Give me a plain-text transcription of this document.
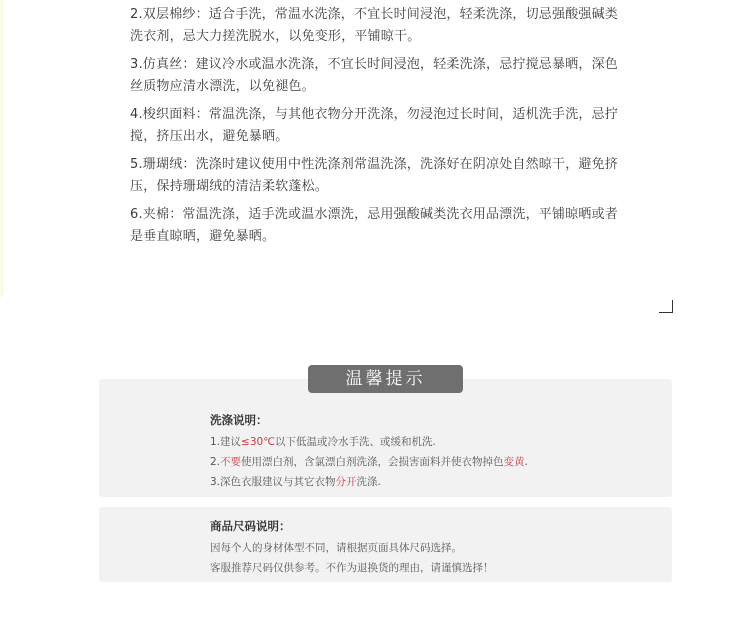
2.双层棉纱：适合手洗，常温水洗涤，不宜长时间浸泡，轻柔洗涤，切忌强酸强碱类洗衣剂，忌大力搓洗脱水，以免变形，平铺晾干。

3.仿真丝：建议冷水或温水洗涤，不宜长时间浸泡，轻柔洗涤，忌拧搅忌暴晒，深色丝质物应清水漂洗，以免褪色。

4.梭织面料：常温洗涤，与其他衣物分开洗涤，勿浸泡过长时间，适机洗手洗，忌拧搅，挤压出水，避免暴晒。

5.珊瑚绒：洗涤时建议使用中性洗涤剂常温洗涤，洗涤好在阴凉处自然晾干，避免挤压，保持珊瑚绒的清洁柔软蓬松。

6.夹棉：常温洗涤，适手洗或温水漂洗，忌用强酸碱类洗衣用品漂洗，平铺晾晒或者是垂直晾晒，避免暴晒。

洗涤说明：
1.建议≤30℃以下低温或冷水手洗、或缓和机洗.
2.不要使用漂白剂，含氯漂白剂洗涤，会损害面料并使衣物掉色变黄.
3.深色衣服建议与其它衣物分开洗涤.
温馨提示
商品尺码说明：
因每个人的身材体型不同，请根据页面具体尺码选择。
客服推荐尺码仅供参考。不作为退换货的理由，请谨慎选择！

========

EXERCISE OBJECTIVE: Copy every record above exactly, leaving out the pictures.

SOLUTION FOR THIS EXERCISE:
Give me a plain-text transcription of this document.
2.双层棉纱：适合手洗，常温水洗涤，不宜长时间浸泡，轻柔洗涤，切忌强酸强碱类洗衣剂，忌大力搓洗脱水，以免变形，平铺晾干。

3.仿真丝：建议冷水或温水洗涤，不宜长时间浸泡，轻柔洗涤，忌拧搅忌暴晒，深色丝质物应清水漂洗，以免褪色。

4.梭织面料：常温洗涤，与其他衣物分开洗涤，勿浸泡过长时间，适机洗手洗，忌拧搅，挤压出水，避免暴晒。

5.珊瑚绒：洗涤时建议使用中性洗涤剂常温洗涤，洗涤好在阴凉处自然晾干，避免挤压，保持珊瑚绒的清洁柔软蓬松。

6.夹棉：常温洗涤，适手洗或温水漂洗，忌用强酸碱类洗衣用品漂洗，平铺晾晒或者是垂直晾晒，避免暴晒。

洗涤说明：
1.建议≤30℃以下低温或冷水手洗、或缓和机洗.
2.不要使用漂白剂，含氯漂白剂洗涤，会损害面料并使衣物掉色变黄.
3.深色衣服建议与其它衣物分开洗涤.
温馨提示
商品尺码说明：
因每个人的身材体型不同，请根据页面具体尺码选择。
客服推荐尺码仅供参考。不作为退换货的理由，请谨慎选择！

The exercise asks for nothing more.